Aim
Gather up every line that includes the string "光故障信号".
:: Recorded data ::
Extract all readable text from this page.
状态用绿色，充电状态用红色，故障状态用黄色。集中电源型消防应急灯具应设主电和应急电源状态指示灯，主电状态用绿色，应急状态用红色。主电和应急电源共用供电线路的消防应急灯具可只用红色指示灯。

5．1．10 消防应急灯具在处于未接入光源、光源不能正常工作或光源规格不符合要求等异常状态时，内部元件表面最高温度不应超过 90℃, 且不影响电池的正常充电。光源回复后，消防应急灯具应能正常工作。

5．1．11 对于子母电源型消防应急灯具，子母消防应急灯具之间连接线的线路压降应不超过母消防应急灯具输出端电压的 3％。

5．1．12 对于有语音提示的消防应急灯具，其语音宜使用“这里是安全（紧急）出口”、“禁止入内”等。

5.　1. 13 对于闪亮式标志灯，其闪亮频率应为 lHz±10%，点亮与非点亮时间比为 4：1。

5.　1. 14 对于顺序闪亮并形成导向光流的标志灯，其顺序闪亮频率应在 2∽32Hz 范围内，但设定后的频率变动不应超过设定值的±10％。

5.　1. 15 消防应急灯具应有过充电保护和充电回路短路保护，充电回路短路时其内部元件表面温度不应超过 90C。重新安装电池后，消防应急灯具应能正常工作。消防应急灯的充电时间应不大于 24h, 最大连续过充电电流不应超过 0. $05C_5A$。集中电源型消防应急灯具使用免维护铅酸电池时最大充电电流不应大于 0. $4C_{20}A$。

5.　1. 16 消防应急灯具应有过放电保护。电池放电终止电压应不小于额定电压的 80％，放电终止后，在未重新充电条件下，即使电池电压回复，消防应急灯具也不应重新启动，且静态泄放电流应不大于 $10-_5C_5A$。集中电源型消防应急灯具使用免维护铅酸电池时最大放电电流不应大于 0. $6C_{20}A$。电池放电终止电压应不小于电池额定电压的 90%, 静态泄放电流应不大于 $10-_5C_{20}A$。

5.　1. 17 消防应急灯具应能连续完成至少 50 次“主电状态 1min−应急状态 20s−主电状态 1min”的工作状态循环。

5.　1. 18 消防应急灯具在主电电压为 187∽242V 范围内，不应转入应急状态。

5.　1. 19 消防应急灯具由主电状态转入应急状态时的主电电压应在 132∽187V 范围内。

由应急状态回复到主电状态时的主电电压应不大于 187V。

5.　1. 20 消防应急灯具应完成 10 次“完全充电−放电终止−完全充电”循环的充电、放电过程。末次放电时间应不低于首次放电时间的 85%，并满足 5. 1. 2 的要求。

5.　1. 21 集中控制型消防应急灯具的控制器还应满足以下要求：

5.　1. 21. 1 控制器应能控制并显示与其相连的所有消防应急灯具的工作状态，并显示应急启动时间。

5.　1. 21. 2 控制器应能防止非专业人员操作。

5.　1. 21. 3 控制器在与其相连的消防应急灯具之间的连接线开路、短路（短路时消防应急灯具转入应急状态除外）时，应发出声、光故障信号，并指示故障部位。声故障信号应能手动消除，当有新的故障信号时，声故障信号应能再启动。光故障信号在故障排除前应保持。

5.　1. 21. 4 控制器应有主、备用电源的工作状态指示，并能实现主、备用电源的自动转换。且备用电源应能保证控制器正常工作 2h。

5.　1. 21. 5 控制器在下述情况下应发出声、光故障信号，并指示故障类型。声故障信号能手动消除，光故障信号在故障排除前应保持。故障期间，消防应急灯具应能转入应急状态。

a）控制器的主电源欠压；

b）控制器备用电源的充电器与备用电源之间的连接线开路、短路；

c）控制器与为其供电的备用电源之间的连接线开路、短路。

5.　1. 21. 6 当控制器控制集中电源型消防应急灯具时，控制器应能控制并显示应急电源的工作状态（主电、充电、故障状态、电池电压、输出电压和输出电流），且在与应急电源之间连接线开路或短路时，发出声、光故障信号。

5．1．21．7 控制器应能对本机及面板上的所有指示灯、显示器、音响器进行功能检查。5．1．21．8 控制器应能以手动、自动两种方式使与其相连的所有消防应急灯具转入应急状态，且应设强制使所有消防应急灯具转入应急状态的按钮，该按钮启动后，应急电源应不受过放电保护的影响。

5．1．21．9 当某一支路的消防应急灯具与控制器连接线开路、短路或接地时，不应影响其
:::
:: Recorded data ::
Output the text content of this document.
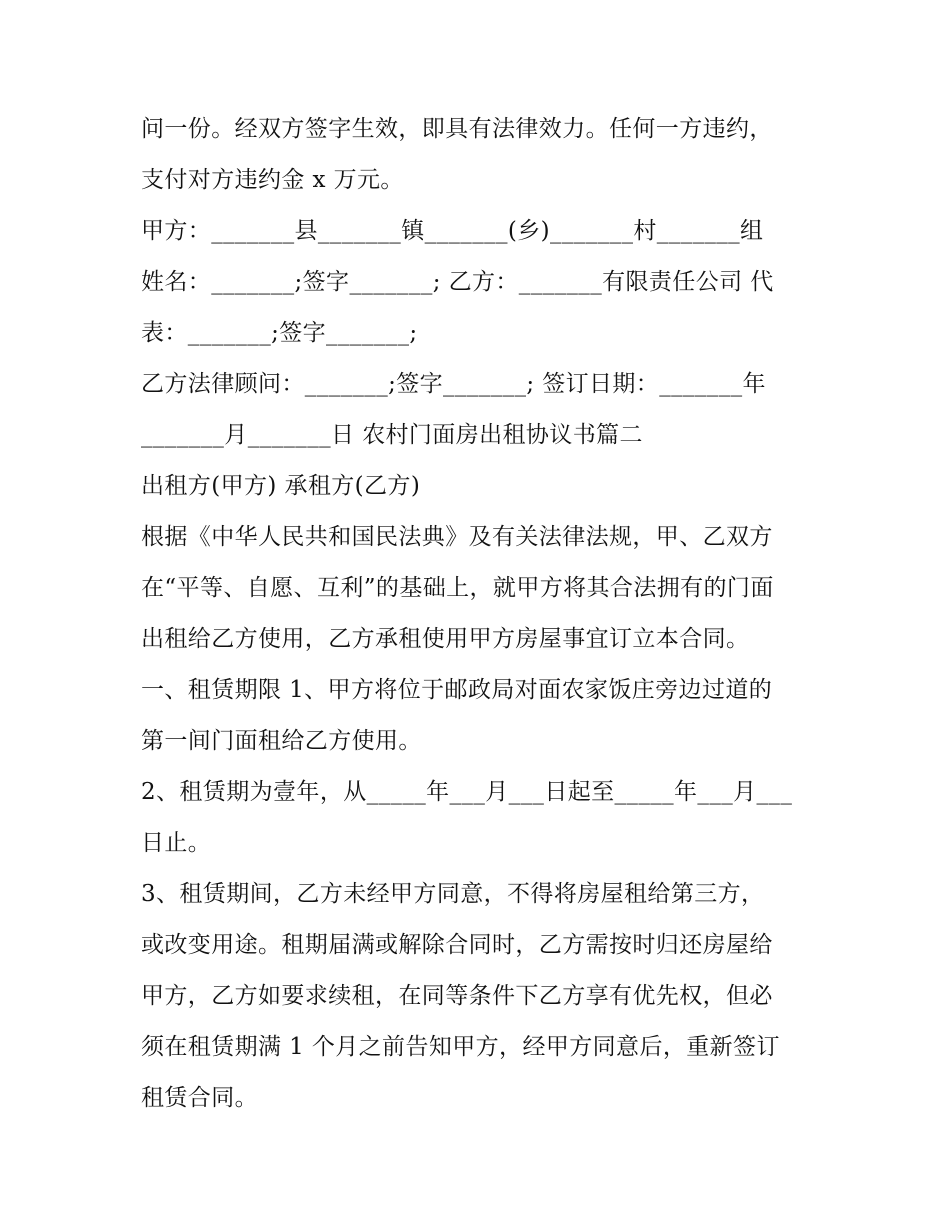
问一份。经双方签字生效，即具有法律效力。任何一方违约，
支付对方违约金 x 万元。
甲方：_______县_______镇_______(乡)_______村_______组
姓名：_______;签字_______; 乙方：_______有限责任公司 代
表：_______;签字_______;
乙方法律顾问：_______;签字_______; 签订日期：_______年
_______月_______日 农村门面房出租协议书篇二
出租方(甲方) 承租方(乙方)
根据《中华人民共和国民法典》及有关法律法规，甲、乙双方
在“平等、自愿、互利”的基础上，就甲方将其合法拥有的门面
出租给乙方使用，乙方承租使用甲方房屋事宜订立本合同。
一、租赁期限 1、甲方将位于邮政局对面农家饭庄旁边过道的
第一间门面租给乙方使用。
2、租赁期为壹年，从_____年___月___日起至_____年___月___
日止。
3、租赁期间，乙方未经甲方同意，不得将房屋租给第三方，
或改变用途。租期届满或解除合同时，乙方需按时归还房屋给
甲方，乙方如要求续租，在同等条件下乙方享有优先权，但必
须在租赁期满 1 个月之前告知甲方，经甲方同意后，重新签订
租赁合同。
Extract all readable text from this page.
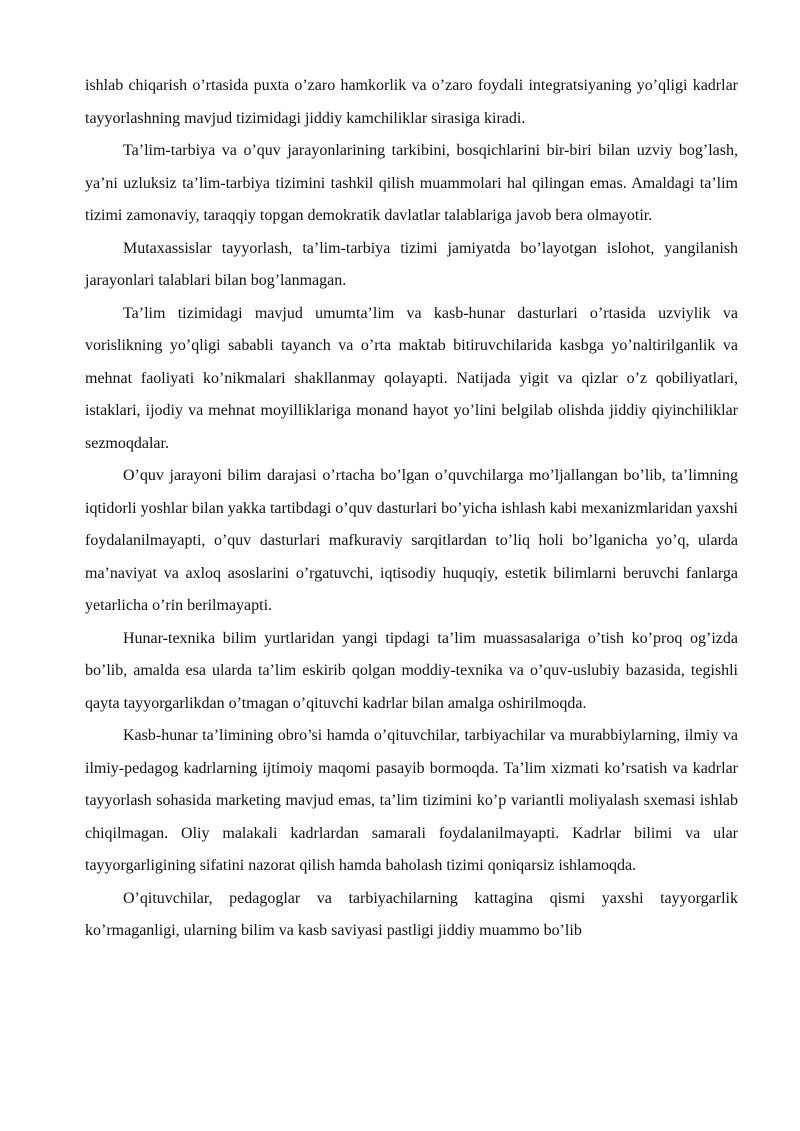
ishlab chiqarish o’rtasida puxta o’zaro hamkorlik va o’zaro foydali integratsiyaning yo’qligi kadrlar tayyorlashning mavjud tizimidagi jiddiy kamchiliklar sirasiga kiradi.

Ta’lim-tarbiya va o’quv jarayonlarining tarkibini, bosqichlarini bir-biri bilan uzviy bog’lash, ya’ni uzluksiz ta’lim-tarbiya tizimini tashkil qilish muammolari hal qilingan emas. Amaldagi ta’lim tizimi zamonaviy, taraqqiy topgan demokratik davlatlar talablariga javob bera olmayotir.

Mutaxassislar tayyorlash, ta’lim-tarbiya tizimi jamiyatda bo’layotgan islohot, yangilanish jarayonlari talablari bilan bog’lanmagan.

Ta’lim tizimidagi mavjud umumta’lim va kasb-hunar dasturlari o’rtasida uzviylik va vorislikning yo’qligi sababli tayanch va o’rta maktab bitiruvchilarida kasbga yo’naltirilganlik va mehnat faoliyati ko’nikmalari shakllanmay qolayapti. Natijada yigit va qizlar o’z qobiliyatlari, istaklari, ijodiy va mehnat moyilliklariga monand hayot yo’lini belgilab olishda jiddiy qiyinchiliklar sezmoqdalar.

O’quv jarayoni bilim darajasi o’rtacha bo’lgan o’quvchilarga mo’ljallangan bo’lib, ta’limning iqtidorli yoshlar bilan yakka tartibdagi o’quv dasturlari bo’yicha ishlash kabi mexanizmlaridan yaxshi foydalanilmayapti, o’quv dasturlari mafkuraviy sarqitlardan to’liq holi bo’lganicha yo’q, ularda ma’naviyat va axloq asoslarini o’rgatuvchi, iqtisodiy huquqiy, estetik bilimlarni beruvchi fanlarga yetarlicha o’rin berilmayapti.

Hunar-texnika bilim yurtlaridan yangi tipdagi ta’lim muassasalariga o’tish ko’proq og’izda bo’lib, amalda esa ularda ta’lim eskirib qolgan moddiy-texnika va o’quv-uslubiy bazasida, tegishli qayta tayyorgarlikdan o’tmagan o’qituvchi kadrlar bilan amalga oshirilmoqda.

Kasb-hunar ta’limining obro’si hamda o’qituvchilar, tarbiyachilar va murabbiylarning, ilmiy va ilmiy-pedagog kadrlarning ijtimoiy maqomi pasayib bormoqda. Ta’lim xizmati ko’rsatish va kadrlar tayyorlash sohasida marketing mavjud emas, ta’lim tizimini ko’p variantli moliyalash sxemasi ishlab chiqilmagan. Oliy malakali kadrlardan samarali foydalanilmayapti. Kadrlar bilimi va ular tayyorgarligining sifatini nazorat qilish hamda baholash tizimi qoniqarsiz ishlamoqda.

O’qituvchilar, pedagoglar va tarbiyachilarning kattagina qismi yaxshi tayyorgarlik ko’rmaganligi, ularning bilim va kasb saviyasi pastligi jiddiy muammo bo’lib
:::
Expected output
5.　1. 21. 3 控制器在与其相连的消防应急灯具之间的连接线开路、短路（短路时消防应急灯具转入应急状态除外）时，应发出声、光故障信号，并指示故障部位。声故障信号应能手动消除，当有新的故障信号时，声故障信号应能再启动。光故障信号在故障排除前应保持。
5.　1. 21. 5 控制器在下述情况下应发出声、光故障信号，并指示故障类型。声故障信号能手动消除，光故障信号在故障排除前应保持。故障期间，消防应急灯具应能转入应急状态。
5.　1. 21. 6 当控制器控制集中电源型消防应急灯具时，控制器应能控制并显示应急电源的工作状态（主电、充电、故障状态、电池电压、输出电压和输出电流），且在与应急电源之间连接线开路或短路时，发出声、光故障信号。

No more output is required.